GIVEN DATA -
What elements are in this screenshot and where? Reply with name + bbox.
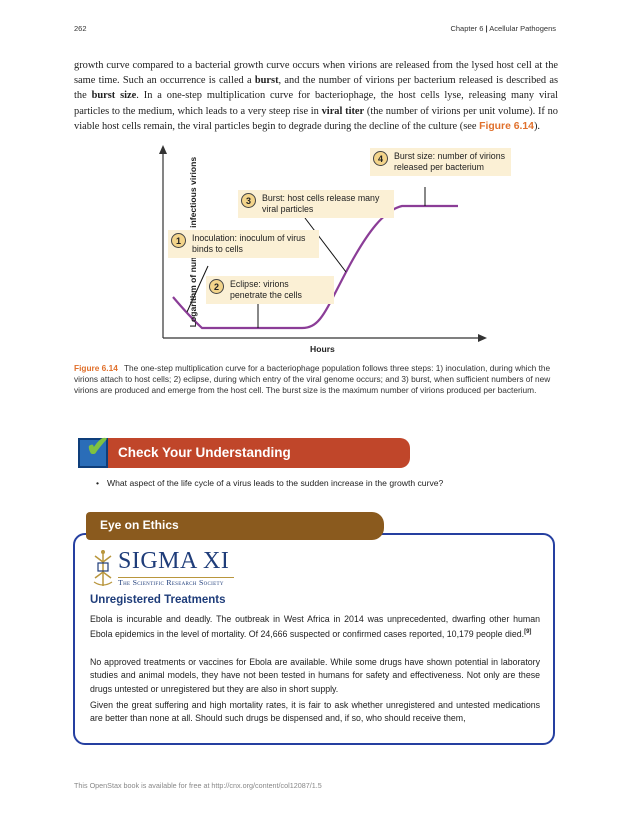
logo-wordmark: SIGMA XI [118,548,230,574]
term-burst: burst [254,75,279,87]
callout-text-1: Inoculation: inoculum of virus binds to cells [192,233,306,254]
x-axis-arrow [478,334,487,342]
footnote-ref[interactable]: [9] [524,629,532,636]
figure-caption [74,363,558,396]
y-axis-arrow [159,145,167,154]
ethics-p1-text: Ebola is incurable and deadly. The outbreak in West Africa in 2014 was unprecedented, dwarfing other human Ebola epidemics in the level of mortality. Of 24,666 suspected or confirmed cases reported, 10,179 people died. [90,614,540,640]
callout-eclipse [206,276,334,304]
page-footer: This OpenStax book is available for free at http://cnx.org/content/col12087/1.5 [74,781,322,790]
chapter-prefix: Chapter 6 [450,24,484,33]
x-axis-label: Hours [310,344,335,354]
growth-curve-line [173,206,458,328]
question-text: What aspect of the life cycle of a virus leads to the sudden increase in the growth curve? [107,478,444,488]
caption-label: Figure 6.14 [74,363,118,373]
ethics-paragraph-1 [90,613,540,642]
intro-text-2: , and the number of virions per bacterium released is described as the [74,75,558,102]
sigma-xi-logo [90,548,240,590]
eye-on-ethics-title: Eye on Ethics [100,518,179,532]
intro-paragraph [74,58,558,134]
page-number: 262 [74,24,87,33]
check-understanding-question [96,478,443,488]
callout-burst-size [370,148,511,176]
callout-text-3: Burst: host cells release many viral particles [262,193,380,214]
ethics-paragraph-2: No approved treatments or vaccines for Ebola are available. While some drugs have shown potential in laboratory studies and animal models, they have not been tested in humans for safety and effectiveness. Not only are these drugs untested or unregistered but they are also in short supply. [90,657,540,694]
ethics-section-title: Unregistered Treatments [90,594,226,606]
step-number-3: 3 [241,193,256,208]
chapter-title: Acellular Pathogens [489,24,556,33]
sigma-xi-emblem-icon [90,548,116,588]
callout-text-2: Eclipse: virions penetrate the cells [230,279,302,300]
step-number-2: 2 [209,279,224,294]
step-number-4: 4 [373,151,388,166]
callout-burst [238,190,394,218]
term-burst-size: burst size [91,90,137,102]
intro-text-5: ). [533,120,541,132]
chapter-separator: | [485,24,488,33]
figure-link[interactable]: Figure 6.14 [479,120,534,132]
growth-curve-figure [140,142,505,358]
intro-text-4: (the number of virions per unit volume). If no viable host cells remain, the viral particles begin to degrade during the decline of the culture (see [74,105,558,132]
callout-text-4: Burst size: number of virions released per bacterium [394,151,505,172]
intro-text-3: . In a one-step multiplication curve for bacteriophage, the host cells lyse, releasing many viral particles to the medium, which leads to a very steep rise in [74,90,558,117]
caption-text: The one-step multiplication curve for a bacteriophage population follows three steps: 1) inoculation, during which the virions attach to host cells; 2) eclipse, during which entry of the viral genome occurs; and 3) burst, when sufficient numbers of new virions are produced and emerge from the host cell. The burst size is the maximum number of virions produced per bacterium. [74,363,551,395]
checkmark-icon: ✔ [86,431,110,462]
bullet-icon: • [96,478,100,488]
check-understanding-title: Check Your Understanding [118,445,291,460]
step-number-1: 1 [171,233,186,248]
logo-tagline: The Scientific Research Society [118,578,224,587]
callout-inoculation [168,230,319,258]
running-header [450,24,556,33]
intro-text-1: growth curve compared to a bacterial growth curve occurs when virions are released from the lysed host cell at the same time. Such an occurrence is called a [74,60,558,87]
ethics-paragraph-3: Given the great suffering and high mortality rates, it is fair to ask whether unregistered and untested medications are better than none at all. Should such drugs be dispensed and, if so, who should receive them, [90,700,540,724]
term-viral-titer: viral titer [321,105,365,117]
eye-on-ethics-tab [86,512,384,540]
check-understanding-banner [78,431,410,468]
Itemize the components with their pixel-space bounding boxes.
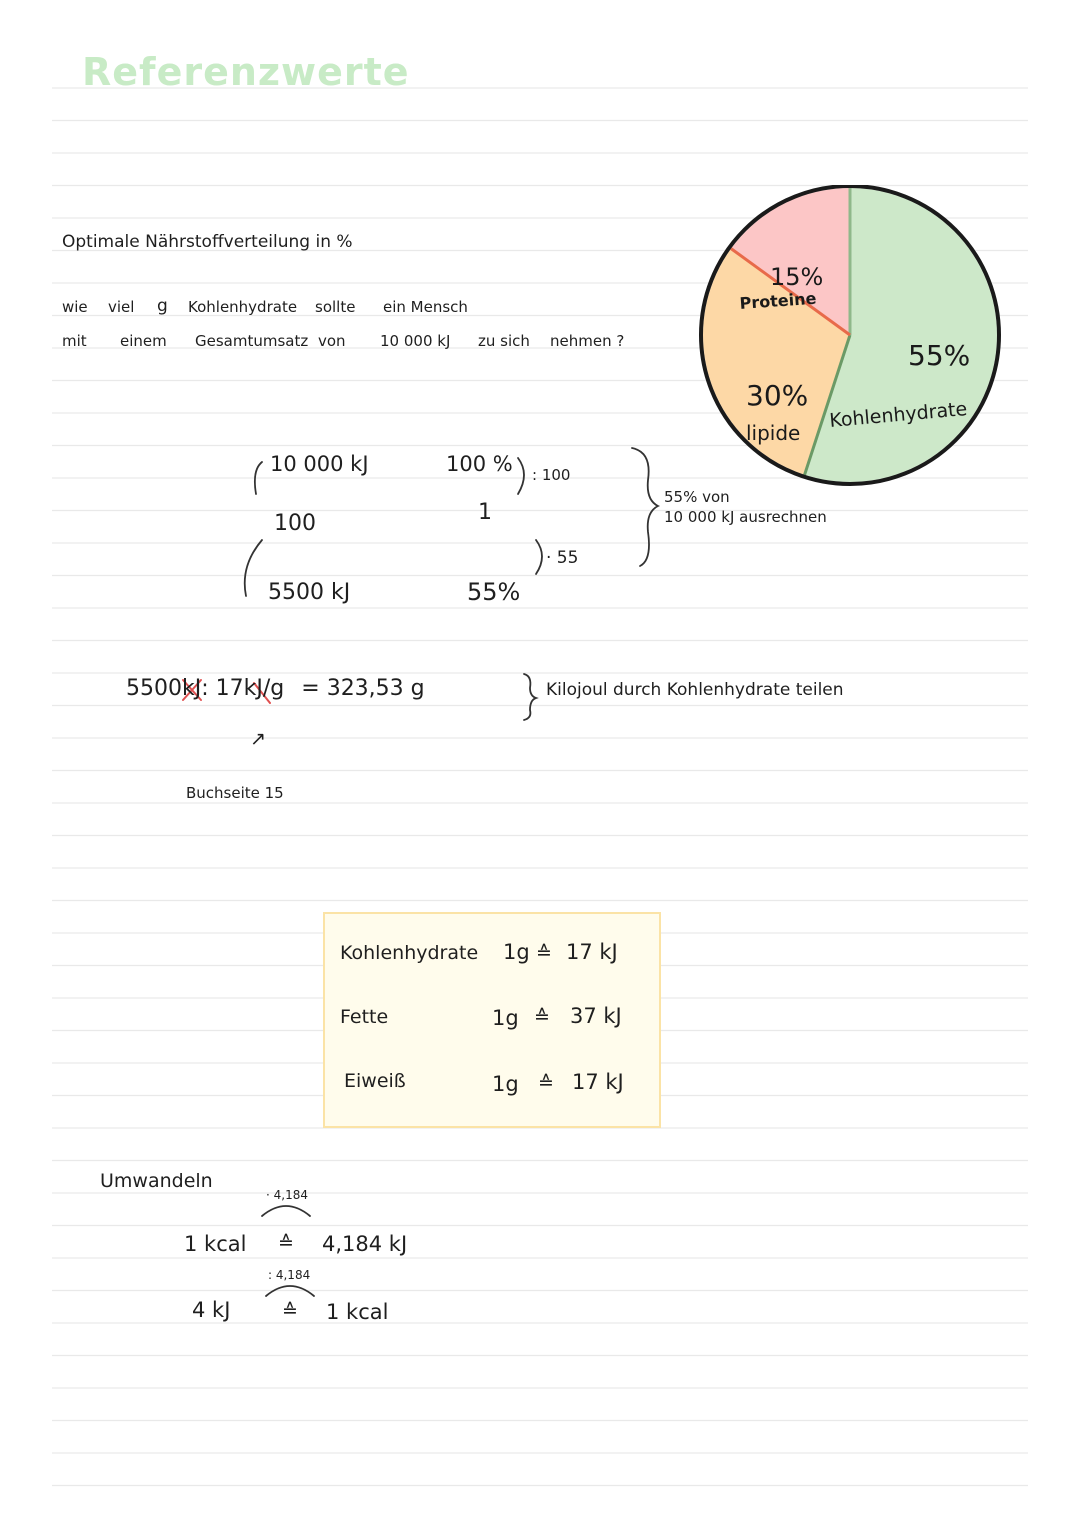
q-word: sollte bbox=[315, 298, 356, 316]
table-row-amount: 1g bbox=[492, 1006, 519, 1030]
calc-note1: 55% von bbox=[664, 488, 730, 506]
table-row-sign: ≙ bbox=[538, 1072, 554, 1094]
page-title: Referenzwerte bbox=[82, 50, 410, 94]
table-row-sign: ≙ bbox=[536, 942, 552, 964]
q-word: mit bbox=[62, 332, 87, 350]
table-row-name: Kohlenhydrate bbox=[340, 942, 479, 964]
q-word: Kohlenhydrate bbox=[188, 298, 298, 316]
curly-brace-division bbox=[524, 674, 536, 720]
division-unit2-struck: kJ bbox=[243, 676, 263, 701]
convert-row1-right: 4,184 kJ bbox=[322, 1232, 408, 1256]
arc-factor-1 bbox=[262, 1206, 310, 1216]
calc-op1: : 100 bbox=[532, 466, 571, 484]
table-row-sign: ≙ bbox=[534, 1006, 550, 1028]
table-row-amount: 1g bbox=[503, 940, 530, 964]
calc-r2-left: 100 bbox=[274, 511, 316, 536]
division-mid: : 17 bbox=[201, 676, 244, 701]
division-note: Kilojoul durch Kohlenhydrate teilen bbox=[546, 680, 844, 700]
q-word: viel bbox=[108, 298, 135, 316]
pie-label-30: 30% bbox=[746, 379, 809, 412]
calc-r1-left: 10 000 kJ bbox=[270, 452, 369, 476]
bracket-right-100 bbox=[518, 458, 524, 494]
bracket-right-55 bbox=[536, 540, 542, 574]
curly-brace bbox=[632, 448, 658, 566]
division-equation bbox=[126, 676, 425, 701]
q-word: g bbox=[157, 296, 168, 316]
q-word: Gesamtumsatz bbox=[195, 332, 309, 350]
table-row-energy: 17 kJ bbox=[566, 940, 618, 964]
convert-heading: Umwandeln bbox=[100, 1170, 213, 1192]
convert-factor-1: · 4,184 bbox=[266, 1188, 308, 1202]
table-row-energy: 37 kJ bbox=[570, 1004, 622, 1028]
convert-factor-2: : 4,184 bbox=[268, 1268, 311, 1282]
bracket-bottom-left bbox=[245, 540, 262, 596]
division-start: 5500 bbox=[126, 676, 182, 701]
pie-label-15: 15% bbox=[770, 263, 824, 291]
calc-r3-left: 5500 kJ bbox=[268, 580, 351, 605]
calc-r3-right: 55% bbox=[467, 578, 521, 606]
pie-label-lipide: lipide bbox=[746, 421, 801, 445]
division-unit-struck: kJ bbox=[182, 676, 202, 701]
bracket-top-left bbox=[255, 462, 262, 494]
division-result: = 323,53 g bbox=[301, 676, 425, 701]
table-row-name: Eiweiß bbox=[344, 1070, 406, 1092]
calc-note2: 10 000 kJ ausrechnen bbox=[664, 508, 827, 526]
division-tail: /g bbox=[262, 676, 285, 701]
q-word: nehmen ? bbox=[550, 332, 625, 350]
convert-row1-sign: ≙ bbox=[278, 1232, 294, 1254]
convert-row1-left: 1 kcal bbox=[184, 1232, 247, 1256]
calc-op2: · 55 bbox=[546, 548, 579, 568]
q-word: zu sich bbox=[478, 332, 530, 350]
q-word: 10 000 kJ bbox=[380, 332, 451, 350]
convert-row2-left: 4 kJ bbox=[192, 1298, 231, 1322]
q-word: ein Mensch bbox=[383, 298, 468, 316]
book-reference: Buchseite 15 bbox=[186, 784, 284, 802]
pie-label-55: 55% bbox=[908, 339, 971, 372]
table-row-amount: 1g bbox=[492, 1072, 519, 1096]
calc-r2-right: 1 bbox=[478, 500, 492, 525]
convert-row2-sign: ≙ bbox=[282, 1300, 298, 1322]
convert-row2-right: 1 kcal bbox=[326, 1300, 389, 1324]
calc-r1-right: 100 % bbox=[446, 452, 513, 476]
pie-label-kohlenhydrate: Kohlenhydrate bbox=[828, 398, 969, 432]
q-word: von bbox=[318, 332, 346, 350]
arc-factor-2 bbox=[266, 1286, 314, 1296]
q-word: einem bbox=[120, 332, 167, 350]
q-word: wie bbox=[62, 298, 88, 316]
table-row-energy: 17 kJ bbox=[572, 1070, 624, 1094]
pie-label-proteine: Proteine bbox=[738, 288, 817, 313]
section-heading: Optimale Nährstoffverteilung in % bbox=[62, 232, 353, 252]
table-row-name: Fette bbox=[340, 1006, 389, 1028]
arrow-icon: ↗ bbox=[250, 728, 266, 750]
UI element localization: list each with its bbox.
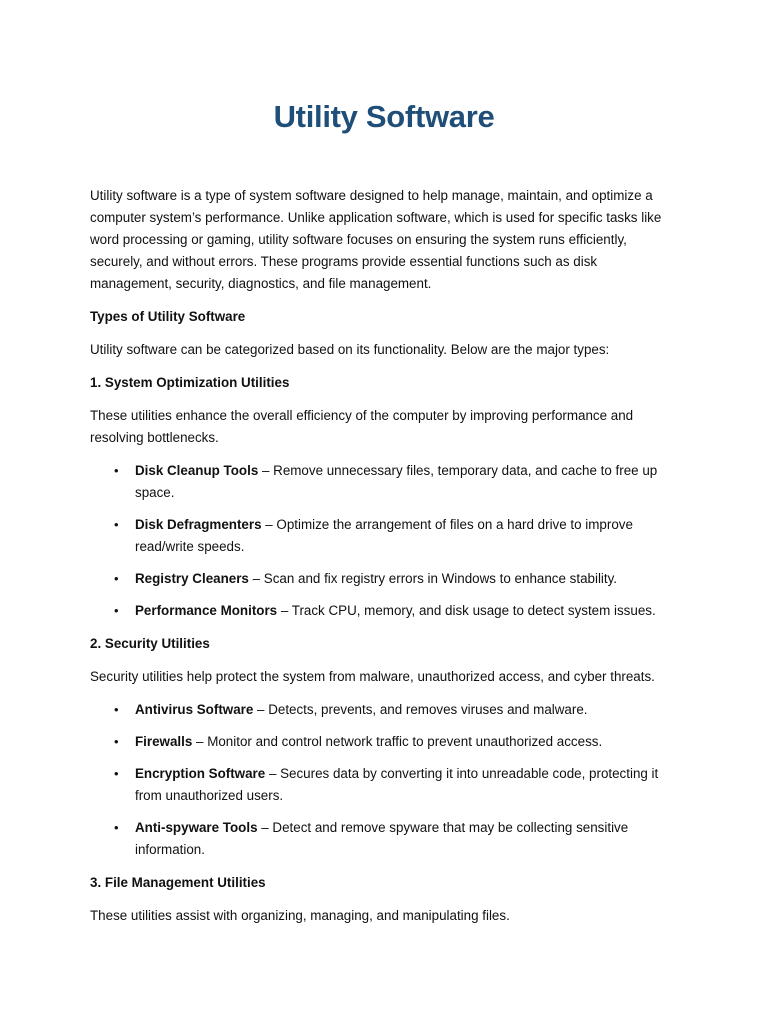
- list-item-text: – Track CPU, memory, and disk usage to detect system issues.: [277, 603, 656, 618]
- list-item-text: – Monitor and control network traffic to prevent unauthorized access.: [192, 734, 603, 749]
- bullet-icon: •: [114, 820, 119, 835]
- list-item-term: Performance Monitors: [135, 603, 278, 618]
- bullet-icon: •: [114, 517, 119, 532]
- types-heading: Types of Utility Software: [90, 309, 246, 324]
- list-item: [114, 731, 678, 753]
- document-title: Utility Software: [273, 99, 495, 134]
- section-description-file-management: These utilities assist with organizing, managing, and manipulating files.: [90, 908, 510, 923]
- list-item-term: Firewalls: [135, 734, 193, 749]
- list-item-term: Disk Cleanup Tools: [135, 463, 259, 478]
- section-description-security: Security utilities help protect the system from malware, unauthorized access, and cyber threats.: [90, 669, 655, 684]
- section-heading-system-optimization: 1. System Optimization Utilities: [90, 375, 290, 390]
- list-item-text: – Detect and remove spyware that may be collecting sensitive information.: [135, 820, 629, 857]
- bullet-icon: •: [114, 702, 119, 717]
- bullet-icon: •: [114, 766, 119, 781]
- list-item: [114, 699, 678, 721]
- list-item: [114, 763, 678, 807]
- system-optimization-list: [90, 460, 678, 622]
- list-item-text: – Scan and fix registry errors in Windows to enhance stability.: [248, 571, 618, 586]
- bullet-icon: •: [114, 734, 119, 749]
- bullet-icon: •: [114, 463, 119, 478]
- bullet-icon: •: [114, 571, 119, 586]
- intro-paragraph: Utility software is a type of system software designed to help manage, maintain, and optimize a computer system’s performance. Unlike application software, which is used for specific tasks like word processing or gaming, utility software focuses on ensuring the system runs efficiently, securely, and without errors. These programs provide essential functions such as disk management, security, diagnostics, and file management.: [90, 188, 662, 291]
- section-heading-security: 2. Security Utilities: [90, 636, 210, 651]
- list-item: [114, 514, 678, 558]
- list-item-term: Anti-spyware Tools: [135, 820, 258, 835]
- list-item: [114, 568, 678, 590]
- list-item-term: Registry Cleaners: [135, 571, 249, 586]
- list-item: [114, 600, 678, 622]
- types-intro-paragraph: Utility software can be categorized based on its functionality. Below are the major types:: [90, 342, 610, 357]
- list-item-term: Disk Defragmenters: [135, 517, 262, 532]
- list-item-text: – Secures data by converting it into unreadable code, protecting it from unauthorized users.: [135, 766, 659, 803]
- list-item-text: – Optimize the arrangement of files on a hard drive to improve read/write speeds.: [135, 517, 633, 554]
- list-item-text: – Remove unnecessary files, temporary data, and cache to free up space.: [135, 463, 658, 500]
- security-list: [90, 699, 678, 861]
- list-item: [114, 817, 678, 861]
- list-item-text: – Detects, prevents, and removes viruses and malware.: [253, 702, 588, 717]
- section-description-system-optimization: These utilities enhance the overall efficiency of the computer by improving performance and resolving bottlenecks.: [90, 408, 634, 445]
- section-heading-file-management: 3. File Management Utilities: [90, 875, 266, 890]
- list-item-term: Encryption Software: [135, 766, 266, 781]
- bullet-icon: •: [114, 603, 119, 618]
- list-item-term: Antivirus Software: [135, 702, 254, 717]
- list-item: [114, 460, 678, 504]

THE PROBLEM -
Collect each line of the entries that has the word "leads", copying it in full.

EXPECTED ANSWER -
question-text: What aspect of the life cycle of a virus leads to the sudden increase in the growth curve? [107,478,444,488]
intro-text-3: . In a one-step multiplication curve for bacteriophage, the host cells lyse, releasing many viral particles to the medium, which leads to a very steep rise in [74,90,558,117]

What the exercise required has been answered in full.